• Instructions:
**A.** Translate this sentence from the passage on approximating 3D models into Spanish: "Intuitively, constructing 3D alpha shapes can be thought of as carving 3D space with an empty ball of user-defined radius alpha."
**B.** Reproduce word for word the portion of the passage on approximating 3D models that begins at the words "The convex hull is, in" and stops after "being filtered out.".

Given passage start

3D data are usually acquired through measurements followed by reconstruction, designed by humans, or generated through imperfect automated processes. As a result, they can exhibit a wide variety of defects including gaps, missing data, self-intersections, degeneracies such as zero-volume structures, and non-manifold features.
Given the large repertoire of possible defects, many methods and data structures have been proposed to repair specific defects, usually with the goal of guaranteeing specific properties in the repaired 3D model. Reliably repairing all types of defects is notoriously difficult and is often an ill-posed problem as many valid solutions exist for a given 3D model with defects. In addition, the input model can be overly complex with unnecessary geometric details, spurious topological structures, nonessential inner components, or excessively fine discretizations. For applications such as collision avoidance, path planning, or simulation, getting an approximation of the input can be more relevant than repairing it. Approximation herein refers to an approach capable of filtering out inner structures, fine details and cavities, as well as wrapping the input within a user-defined offset margin.
Given an input 3D geometry, we address the problem of computing a conservative approximation, where conservative means that the output is guaranteed to strictly enclose the input. We seek unconditional robustness in the sense that the output mesh should be valid (oriented, 2-manifold, and without self-intersections), even for raw input with many defects and degeneracies. The default input is a soup of 3D triangles, but the generic interface leaves the door open to other types of finite 3D primitives such as triangle soups and point sets.
Many approaches have been devised to enclose a 3D model within a volume, featuring different balances between the runtime and quality (i.e., tightness) of the approximation. Within the simplest cases, an axis-aligned or oriented bounding box clearly satisfies some desired properties; however, the approximation error is uncontrollable and often very large. Computing the convex hull of the input also matches some of the desired properties and improves the quality of the result, albeit at the price of increasing the runtime. However, the approximation remains crude, especially in the case of several components.
The convex hull is, in fact, a special case of alpha shapes (Chapter_3D_Alpha_Shapes). Mathematically, the alpha shape is a subcomplex of the Delaunay triangulation, with simplicies being part of the complex depending on the size of their minimal (empty) Delaunay ball. Intuitively, constructing 3D alpha shapes can be thought of as carving 3D space with an empty ball of user-defined radius alpha. Alpha shapes yield provable, good piecewise-linear approximations of a shape [1], but are defined on point sets, whereas we wish to deal with more general input data, such as triangle soups. Even after sampling the triangle soup, alpha shapes do not guarantee to be conservative for any alpha. Finally, inner structures are also carved within the volumes, instead of being filtered out.

Given passage end
Information given start

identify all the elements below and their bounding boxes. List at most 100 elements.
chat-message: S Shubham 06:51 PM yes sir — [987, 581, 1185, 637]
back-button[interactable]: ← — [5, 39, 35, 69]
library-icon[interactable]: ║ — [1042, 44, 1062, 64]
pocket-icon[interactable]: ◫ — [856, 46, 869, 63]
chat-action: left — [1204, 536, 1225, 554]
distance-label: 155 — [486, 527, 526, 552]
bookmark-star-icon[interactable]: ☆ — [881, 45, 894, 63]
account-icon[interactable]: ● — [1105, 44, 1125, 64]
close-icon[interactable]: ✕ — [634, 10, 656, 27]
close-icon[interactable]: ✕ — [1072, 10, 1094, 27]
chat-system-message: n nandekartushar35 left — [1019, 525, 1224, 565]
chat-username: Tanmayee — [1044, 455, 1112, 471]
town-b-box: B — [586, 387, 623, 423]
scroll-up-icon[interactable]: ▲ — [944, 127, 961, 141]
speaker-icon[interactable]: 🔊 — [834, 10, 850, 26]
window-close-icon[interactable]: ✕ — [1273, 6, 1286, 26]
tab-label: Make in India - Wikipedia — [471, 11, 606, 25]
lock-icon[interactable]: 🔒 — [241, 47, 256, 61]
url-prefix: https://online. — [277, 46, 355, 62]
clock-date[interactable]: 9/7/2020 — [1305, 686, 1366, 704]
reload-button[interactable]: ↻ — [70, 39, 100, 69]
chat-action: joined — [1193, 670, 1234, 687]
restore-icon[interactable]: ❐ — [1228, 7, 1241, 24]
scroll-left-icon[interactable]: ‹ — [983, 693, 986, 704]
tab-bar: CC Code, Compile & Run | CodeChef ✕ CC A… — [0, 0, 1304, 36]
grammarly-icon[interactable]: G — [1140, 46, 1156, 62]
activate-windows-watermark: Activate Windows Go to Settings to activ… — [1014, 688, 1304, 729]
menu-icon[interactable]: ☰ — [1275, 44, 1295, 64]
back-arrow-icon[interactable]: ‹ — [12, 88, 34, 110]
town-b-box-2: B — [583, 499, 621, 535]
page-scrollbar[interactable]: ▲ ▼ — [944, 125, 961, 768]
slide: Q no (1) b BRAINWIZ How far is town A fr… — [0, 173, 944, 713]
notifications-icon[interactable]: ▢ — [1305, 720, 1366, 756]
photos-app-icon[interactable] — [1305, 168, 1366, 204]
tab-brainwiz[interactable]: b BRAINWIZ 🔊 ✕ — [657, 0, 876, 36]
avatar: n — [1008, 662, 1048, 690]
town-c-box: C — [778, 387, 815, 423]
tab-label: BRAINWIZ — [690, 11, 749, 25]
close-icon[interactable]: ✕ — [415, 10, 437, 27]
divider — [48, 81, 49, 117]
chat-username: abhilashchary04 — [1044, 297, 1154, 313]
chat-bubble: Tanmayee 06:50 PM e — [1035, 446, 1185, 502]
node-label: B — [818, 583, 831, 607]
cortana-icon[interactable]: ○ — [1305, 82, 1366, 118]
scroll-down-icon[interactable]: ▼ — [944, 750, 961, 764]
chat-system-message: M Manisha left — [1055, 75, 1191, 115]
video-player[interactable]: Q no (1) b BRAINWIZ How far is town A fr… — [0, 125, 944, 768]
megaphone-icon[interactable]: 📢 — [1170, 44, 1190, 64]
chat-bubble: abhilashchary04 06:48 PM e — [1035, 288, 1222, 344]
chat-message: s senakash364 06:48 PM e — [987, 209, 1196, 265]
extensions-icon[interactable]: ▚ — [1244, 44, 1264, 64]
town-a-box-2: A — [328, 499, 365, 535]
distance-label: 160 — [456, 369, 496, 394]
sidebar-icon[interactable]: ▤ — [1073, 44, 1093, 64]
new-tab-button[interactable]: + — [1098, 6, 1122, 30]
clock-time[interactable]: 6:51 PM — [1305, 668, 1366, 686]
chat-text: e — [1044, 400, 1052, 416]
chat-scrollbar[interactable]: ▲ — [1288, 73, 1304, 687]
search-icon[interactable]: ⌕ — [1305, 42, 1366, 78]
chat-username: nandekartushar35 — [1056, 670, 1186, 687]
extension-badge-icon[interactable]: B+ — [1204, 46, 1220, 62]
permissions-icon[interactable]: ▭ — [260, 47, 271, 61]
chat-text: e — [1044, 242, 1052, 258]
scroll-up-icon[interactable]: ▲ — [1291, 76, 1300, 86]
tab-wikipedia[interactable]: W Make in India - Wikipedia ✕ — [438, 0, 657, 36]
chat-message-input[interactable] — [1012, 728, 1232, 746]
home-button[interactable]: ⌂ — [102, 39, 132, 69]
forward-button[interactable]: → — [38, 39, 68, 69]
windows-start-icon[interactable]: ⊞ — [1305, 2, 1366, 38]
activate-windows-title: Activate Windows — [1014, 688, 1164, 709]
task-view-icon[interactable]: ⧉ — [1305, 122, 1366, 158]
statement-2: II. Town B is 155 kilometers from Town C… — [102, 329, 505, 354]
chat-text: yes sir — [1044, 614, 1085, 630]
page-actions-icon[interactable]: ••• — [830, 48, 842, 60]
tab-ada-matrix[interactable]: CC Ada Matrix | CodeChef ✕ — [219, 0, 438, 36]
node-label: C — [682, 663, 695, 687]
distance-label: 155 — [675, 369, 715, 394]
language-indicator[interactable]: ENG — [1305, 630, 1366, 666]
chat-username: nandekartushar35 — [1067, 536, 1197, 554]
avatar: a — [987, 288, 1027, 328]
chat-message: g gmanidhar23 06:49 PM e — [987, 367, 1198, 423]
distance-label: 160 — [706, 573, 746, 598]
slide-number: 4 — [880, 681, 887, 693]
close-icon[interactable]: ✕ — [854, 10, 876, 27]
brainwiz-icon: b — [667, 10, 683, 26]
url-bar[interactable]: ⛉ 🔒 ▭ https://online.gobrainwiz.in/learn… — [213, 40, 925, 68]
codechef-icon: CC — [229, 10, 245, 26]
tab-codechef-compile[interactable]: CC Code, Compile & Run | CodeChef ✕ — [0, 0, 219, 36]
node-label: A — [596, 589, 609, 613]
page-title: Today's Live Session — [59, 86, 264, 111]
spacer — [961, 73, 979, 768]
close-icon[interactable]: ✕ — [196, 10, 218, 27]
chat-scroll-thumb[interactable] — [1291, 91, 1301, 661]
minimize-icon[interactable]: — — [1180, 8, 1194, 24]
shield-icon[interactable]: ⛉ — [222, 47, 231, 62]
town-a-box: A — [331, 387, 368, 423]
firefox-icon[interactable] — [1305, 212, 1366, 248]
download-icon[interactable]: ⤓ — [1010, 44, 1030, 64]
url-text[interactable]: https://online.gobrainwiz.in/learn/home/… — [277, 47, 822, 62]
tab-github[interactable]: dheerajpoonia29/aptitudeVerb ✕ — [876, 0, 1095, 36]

Information given end

• Answers by task:
**A.** Intuitivamente, la construcción de formas alfa en 3D puede concebirse como tallar el espacio 3D con una bola vacía de radio alfa definido por el usuario.

**B.**
The convex hull is, in fact, a special case of alpha shapes (Chapter_3D_Alpha_Shapes). Mathematically, the alpha shape is a subcomplex of the Delaunay triangulation, with simplicies being part of the complex depending on the size of their minimal (empty) Delaunay ball. Intuitively, constructing 3D alpha shapes can be thought of as carving 3D space with an empty ball of user-defined radius alpha. Alpha shapes yield provable, good piecewise-linear approximations of a shape [1], but are defined on point sets, whereas we wish to deal with more general input data, such as triangle soups. Even after sampling the triangle soup, alpha shapes do not guarantee to be conservative for any alpha. Finally, inner structures are also carved within the volumes, instead of being filtered out.